__Problem description__. Copy the entries from the line with "legend-label-line: Ances- [395, 567, 448, 586]" to the line with "legend-label-line: ness [612, 611, 648, 630]", swapping in "legend-text-line" wherever "legend-label-line" appears and keeping everything else the same.

__Supplied records__.
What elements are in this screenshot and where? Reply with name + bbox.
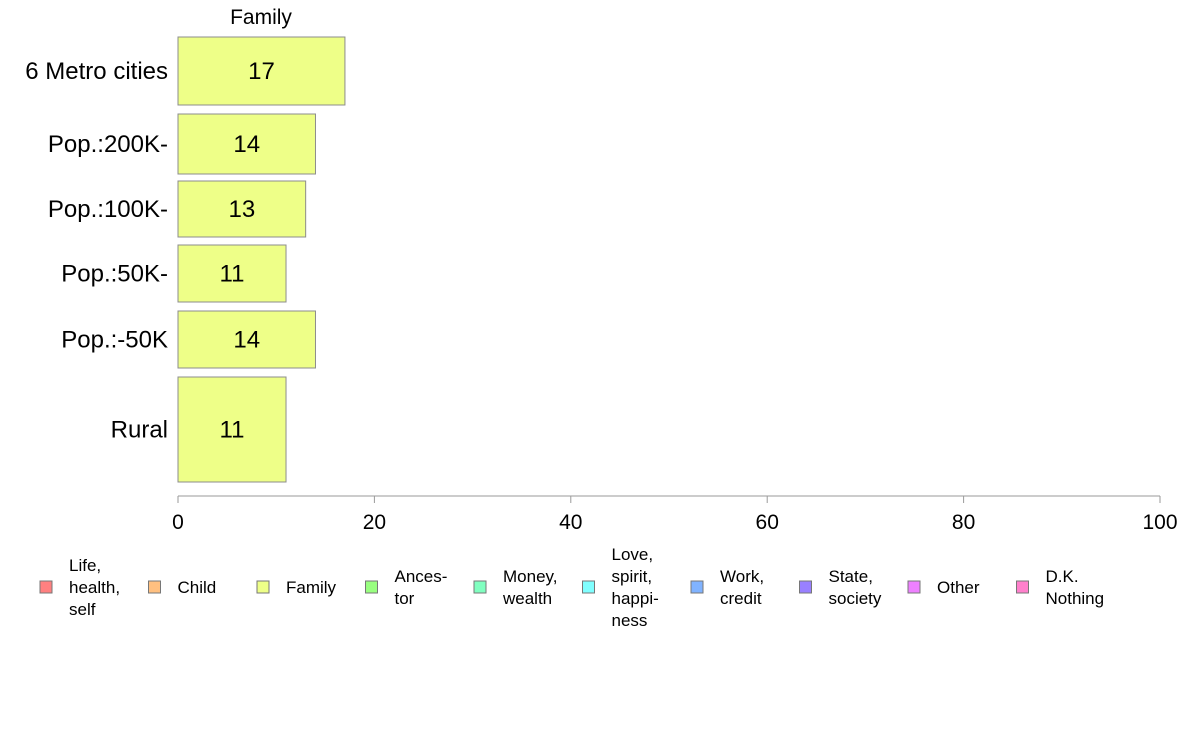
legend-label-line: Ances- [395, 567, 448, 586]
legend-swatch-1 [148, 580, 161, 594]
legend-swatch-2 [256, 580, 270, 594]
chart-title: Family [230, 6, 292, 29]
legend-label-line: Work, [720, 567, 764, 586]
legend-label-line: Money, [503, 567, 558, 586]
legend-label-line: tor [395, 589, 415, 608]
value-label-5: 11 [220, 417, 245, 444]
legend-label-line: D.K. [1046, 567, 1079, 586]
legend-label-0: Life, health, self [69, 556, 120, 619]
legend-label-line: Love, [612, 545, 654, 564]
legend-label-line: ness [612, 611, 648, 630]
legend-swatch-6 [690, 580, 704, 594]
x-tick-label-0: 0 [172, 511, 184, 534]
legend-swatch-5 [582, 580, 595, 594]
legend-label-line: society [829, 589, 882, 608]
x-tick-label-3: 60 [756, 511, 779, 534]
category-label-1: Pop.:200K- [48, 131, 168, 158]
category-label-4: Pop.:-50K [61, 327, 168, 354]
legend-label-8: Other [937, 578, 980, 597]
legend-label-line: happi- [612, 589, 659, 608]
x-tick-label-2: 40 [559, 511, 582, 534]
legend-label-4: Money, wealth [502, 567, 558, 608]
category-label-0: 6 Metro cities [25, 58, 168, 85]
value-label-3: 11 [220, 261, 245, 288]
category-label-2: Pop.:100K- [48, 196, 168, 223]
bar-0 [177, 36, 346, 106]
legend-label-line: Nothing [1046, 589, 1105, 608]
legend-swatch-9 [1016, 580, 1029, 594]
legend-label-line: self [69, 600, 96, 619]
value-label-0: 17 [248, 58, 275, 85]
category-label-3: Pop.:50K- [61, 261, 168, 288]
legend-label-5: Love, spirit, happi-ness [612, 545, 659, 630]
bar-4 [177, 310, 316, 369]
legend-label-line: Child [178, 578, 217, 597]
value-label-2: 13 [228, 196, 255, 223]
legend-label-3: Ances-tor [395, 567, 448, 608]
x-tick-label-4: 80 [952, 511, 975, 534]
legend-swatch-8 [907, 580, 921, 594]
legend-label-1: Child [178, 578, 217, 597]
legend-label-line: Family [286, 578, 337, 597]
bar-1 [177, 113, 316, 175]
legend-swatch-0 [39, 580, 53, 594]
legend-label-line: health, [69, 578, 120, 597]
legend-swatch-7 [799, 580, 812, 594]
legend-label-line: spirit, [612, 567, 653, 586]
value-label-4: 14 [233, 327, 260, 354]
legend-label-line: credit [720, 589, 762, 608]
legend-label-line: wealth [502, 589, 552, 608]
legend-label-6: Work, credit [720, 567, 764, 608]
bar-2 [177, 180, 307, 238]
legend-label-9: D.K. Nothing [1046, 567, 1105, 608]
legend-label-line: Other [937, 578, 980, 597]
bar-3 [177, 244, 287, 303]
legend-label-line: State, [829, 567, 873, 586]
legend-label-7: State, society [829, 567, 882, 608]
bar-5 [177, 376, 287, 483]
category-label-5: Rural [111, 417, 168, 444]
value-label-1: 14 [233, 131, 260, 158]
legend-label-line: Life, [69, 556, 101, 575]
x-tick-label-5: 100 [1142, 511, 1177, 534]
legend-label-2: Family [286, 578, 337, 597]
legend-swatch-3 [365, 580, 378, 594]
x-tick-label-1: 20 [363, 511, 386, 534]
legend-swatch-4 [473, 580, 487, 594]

__Full answer__.
legend-text-line: Ances- [395, 567, 448, 586]
legend-swatch-1 [148, 580, 161, 594]
legend-swatch-2 [256, 580, 270, 594]
chart-title: Family [230, 6, 292, 29]
legend-text-line: Work, [720, 567, 764, 586]
legend-text-line: Money, [503, 567, 558, 586]
legend-text-line: tor [395, 589, 415, 608]
value-label-5: 11 [220, 417, 245, 444]
legend-text-line: D.K. [1046, 567, 1079, 586]
legend-label-0: Life, health, self [69, 556, 120, 619]
legend-text-line: Love, [612, 545, 654, 564]
legend-text-line: ness [612, 611, 648, 630]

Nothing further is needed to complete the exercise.